## Source data
** START **
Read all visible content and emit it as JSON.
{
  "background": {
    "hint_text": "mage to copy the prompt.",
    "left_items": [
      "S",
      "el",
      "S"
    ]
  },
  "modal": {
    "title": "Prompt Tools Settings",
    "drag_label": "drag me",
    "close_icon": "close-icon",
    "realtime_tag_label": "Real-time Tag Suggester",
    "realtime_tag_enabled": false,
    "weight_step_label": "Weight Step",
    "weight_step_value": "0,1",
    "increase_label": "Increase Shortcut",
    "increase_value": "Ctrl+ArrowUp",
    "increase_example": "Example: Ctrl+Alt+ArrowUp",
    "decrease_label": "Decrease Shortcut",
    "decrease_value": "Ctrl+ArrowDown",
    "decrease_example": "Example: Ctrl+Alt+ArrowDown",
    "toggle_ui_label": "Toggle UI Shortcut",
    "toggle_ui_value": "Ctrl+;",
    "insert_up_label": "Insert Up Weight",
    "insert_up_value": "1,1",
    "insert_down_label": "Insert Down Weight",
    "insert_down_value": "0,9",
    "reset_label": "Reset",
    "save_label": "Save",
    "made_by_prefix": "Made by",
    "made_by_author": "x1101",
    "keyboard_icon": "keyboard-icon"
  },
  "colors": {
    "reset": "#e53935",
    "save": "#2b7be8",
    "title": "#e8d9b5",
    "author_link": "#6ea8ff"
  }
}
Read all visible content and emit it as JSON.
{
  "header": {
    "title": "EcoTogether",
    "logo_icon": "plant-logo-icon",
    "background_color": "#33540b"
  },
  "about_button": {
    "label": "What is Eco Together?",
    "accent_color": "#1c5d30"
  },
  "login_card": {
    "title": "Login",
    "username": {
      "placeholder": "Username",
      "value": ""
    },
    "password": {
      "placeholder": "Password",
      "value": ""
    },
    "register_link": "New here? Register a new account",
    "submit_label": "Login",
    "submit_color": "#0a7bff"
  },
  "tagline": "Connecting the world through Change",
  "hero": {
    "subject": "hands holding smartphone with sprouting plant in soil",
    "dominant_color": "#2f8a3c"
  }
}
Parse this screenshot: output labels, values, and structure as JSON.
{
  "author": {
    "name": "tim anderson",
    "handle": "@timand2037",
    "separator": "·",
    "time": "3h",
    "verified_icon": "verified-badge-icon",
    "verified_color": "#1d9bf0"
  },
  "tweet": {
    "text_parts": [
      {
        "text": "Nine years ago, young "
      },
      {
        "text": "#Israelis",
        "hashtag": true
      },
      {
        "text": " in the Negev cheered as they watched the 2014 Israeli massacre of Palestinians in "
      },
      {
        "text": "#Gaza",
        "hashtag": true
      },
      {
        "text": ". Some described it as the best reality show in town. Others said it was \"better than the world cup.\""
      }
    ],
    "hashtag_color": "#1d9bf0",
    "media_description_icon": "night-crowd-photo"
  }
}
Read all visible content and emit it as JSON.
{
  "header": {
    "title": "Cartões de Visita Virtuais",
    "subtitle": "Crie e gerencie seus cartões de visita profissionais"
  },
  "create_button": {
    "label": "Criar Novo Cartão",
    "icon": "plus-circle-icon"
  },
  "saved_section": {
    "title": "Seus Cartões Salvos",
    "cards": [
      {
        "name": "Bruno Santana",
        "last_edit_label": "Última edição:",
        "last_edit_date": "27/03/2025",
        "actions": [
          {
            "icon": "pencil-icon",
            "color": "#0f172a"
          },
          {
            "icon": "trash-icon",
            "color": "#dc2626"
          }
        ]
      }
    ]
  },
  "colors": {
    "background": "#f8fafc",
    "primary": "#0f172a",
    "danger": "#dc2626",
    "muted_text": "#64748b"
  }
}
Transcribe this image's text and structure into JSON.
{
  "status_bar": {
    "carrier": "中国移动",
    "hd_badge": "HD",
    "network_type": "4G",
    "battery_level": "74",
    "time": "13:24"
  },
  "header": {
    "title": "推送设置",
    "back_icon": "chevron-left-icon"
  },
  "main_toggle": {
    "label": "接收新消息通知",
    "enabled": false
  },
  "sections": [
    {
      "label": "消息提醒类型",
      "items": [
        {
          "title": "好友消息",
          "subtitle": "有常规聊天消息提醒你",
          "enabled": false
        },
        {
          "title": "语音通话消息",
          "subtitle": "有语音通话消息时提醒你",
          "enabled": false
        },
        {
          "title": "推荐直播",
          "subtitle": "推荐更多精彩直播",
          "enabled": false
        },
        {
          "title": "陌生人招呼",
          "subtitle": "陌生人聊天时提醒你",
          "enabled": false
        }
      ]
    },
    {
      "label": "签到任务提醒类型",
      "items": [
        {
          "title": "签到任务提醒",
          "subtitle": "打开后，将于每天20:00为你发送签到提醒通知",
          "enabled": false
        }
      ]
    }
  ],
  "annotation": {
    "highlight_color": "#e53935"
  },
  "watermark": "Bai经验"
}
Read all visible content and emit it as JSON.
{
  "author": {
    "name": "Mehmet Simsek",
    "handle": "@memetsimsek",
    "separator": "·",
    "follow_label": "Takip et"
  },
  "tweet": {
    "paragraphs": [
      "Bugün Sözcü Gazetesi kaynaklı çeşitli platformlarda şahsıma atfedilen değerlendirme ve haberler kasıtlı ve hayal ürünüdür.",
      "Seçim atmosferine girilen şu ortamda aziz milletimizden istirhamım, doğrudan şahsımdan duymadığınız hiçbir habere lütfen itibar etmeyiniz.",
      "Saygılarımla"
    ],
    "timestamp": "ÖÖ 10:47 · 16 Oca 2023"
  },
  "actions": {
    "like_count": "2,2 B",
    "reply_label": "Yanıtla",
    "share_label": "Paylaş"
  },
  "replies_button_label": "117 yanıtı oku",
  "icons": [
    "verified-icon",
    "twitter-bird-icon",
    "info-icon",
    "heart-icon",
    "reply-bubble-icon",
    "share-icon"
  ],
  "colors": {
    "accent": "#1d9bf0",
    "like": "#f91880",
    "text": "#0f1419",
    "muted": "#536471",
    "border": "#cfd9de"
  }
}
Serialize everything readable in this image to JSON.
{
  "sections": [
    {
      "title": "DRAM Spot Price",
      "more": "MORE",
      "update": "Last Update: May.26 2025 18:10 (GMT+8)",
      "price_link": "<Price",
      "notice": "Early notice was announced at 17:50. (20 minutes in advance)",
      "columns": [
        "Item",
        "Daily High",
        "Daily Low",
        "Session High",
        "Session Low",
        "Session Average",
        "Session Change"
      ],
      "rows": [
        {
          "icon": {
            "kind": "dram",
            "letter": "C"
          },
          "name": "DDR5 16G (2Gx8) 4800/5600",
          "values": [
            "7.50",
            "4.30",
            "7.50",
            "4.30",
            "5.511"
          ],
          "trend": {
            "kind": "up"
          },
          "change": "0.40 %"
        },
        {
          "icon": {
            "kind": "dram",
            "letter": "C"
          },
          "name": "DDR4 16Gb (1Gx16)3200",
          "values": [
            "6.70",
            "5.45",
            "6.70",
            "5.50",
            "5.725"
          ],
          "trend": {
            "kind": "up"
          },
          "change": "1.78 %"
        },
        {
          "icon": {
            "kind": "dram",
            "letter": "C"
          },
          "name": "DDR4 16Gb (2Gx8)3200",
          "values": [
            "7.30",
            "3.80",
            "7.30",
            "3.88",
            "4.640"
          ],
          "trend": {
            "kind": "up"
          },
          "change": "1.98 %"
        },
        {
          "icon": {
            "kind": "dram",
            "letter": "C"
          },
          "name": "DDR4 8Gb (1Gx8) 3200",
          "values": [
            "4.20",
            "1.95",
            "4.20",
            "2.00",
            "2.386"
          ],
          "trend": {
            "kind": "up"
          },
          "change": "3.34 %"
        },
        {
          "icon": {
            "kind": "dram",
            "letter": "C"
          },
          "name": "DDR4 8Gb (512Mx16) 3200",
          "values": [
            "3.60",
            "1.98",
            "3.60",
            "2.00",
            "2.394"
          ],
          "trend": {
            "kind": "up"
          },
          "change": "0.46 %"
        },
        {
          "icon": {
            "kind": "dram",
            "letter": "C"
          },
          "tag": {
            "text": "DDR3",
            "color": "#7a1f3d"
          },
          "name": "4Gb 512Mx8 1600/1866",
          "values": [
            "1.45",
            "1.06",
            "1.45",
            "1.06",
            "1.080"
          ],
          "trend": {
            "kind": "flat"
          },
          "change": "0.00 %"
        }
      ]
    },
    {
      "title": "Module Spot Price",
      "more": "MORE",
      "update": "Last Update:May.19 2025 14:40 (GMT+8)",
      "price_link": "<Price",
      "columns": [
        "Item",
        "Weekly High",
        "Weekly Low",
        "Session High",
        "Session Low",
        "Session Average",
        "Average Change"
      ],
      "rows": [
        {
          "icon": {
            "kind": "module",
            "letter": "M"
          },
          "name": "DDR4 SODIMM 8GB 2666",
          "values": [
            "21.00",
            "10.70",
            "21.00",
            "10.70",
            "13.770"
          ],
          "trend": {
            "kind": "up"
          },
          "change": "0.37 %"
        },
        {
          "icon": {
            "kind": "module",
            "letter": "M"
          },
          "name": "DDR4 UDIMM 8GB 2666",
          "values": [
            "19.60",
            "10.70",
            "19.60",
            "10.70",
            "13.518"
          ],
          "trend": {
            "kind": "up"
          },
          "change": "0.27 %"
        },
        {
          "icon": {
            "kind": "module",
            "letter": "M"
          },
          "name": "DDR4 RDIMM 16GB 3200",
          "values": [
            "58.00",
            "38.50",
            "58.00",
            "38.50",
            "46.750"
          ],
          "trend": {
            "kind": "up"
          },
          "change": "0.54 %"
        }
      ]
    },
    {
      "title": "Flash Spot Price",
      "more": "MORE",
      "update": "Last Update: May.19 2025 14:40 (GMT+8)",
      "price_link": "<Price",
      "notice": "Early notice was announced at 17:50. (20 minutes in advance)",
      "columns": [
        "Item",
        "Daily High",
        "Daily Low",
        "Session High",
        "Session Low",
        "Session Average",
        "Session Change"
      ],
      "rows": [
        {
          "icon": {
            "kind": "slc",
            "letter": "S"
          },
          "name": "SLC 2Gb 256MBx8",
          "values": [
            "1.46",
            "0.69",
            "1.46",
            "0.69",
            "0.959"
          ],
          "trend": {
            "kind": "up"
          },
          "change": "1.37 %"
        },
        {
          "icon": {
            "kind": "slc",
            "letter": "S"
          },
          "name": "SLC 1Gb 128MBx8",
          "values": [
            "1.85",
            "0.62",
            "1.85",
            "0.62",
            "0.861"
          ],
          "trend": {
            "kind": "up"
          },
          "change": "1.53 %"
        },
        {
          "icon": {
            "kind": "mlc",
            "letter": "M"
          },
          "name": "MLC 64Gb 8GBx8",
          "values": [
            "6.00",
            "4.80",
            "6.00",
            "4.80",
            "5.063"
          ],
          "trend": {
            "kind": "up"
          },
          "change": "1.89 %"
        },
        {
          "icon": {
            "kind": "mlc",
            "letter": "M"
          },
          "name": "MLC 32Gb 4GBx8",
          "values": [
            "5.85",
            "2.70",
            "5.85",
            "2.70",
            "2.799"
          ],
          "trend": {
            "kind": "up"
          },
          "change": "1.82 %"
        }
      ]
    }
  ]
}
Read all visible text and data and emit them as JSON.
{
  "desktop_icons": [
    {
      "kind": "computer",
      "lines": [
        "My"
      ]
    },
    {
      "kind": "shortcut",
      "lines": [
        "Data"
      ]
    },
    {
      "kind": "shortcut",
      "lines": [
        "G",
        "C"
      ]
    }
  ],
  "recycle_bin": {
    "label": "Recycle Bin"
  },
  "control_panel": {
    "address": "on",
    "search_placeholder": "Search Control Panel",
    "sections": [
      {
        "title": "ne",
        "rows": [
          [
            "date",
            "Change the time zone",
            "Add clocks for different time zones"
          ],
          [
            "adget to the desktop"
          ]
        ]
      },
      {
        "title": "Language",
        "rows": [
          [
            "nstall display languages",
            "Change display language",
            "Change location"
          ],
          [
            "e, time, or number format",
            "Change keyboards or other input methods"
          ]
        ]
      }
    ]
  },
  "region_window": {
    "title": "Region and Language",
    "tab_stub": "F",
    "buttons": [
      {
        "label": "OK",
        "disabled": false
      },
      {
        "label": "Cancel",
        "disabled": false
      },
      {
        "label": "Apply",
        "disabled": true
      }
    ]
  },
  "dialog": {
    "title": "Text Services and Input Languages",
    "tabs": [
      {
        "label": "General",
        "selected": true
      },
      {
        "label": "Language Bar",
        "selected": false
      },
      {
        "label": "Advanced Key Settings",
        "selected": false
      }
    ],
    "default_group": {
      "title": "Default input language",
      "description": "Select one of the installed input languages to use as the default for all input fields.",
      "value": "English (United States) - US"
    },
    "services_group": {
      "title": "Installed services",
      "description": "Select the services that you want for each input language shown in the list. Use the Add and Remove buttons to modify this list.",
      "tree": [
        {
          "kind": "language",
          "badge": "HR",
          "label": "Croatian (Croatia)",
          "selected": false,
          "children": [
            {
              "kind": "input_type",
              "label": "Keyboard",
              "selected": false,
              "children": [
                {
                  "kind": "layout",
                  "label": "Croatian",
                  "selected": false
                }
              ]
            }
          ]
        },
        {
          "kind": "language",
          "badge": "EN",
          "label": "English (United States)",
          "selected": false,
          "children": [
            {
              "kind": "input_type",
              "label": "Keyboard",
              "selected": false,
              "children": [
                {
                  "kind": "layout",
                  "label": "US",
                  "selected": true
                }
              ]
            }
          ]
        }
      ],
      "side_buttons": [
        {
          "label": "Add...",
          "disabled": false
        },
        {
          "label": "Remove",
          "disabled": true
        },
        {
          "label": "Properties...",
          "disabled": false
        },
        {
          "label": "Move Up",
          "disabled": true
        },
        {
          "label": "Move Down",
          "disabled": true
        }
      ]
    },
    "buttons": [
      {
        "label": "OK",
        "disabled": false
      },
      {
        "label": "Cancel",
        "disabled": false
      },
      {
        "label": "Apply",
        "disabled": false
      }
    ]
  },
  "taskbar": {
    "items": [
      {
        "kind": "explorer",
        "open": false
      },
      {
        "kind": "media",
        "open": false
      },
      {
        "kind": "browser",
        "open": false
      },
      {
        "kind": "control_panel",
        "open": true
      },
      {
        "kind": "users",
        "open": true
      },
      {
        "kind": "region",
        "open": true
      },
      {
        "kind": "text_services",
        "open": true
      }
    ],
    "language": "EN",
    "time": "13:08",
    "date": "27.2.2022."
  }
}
** END **
## Task
Go through the records line by line and count those containing the string "Croatian". Give only the total.

## Output of the exercise
2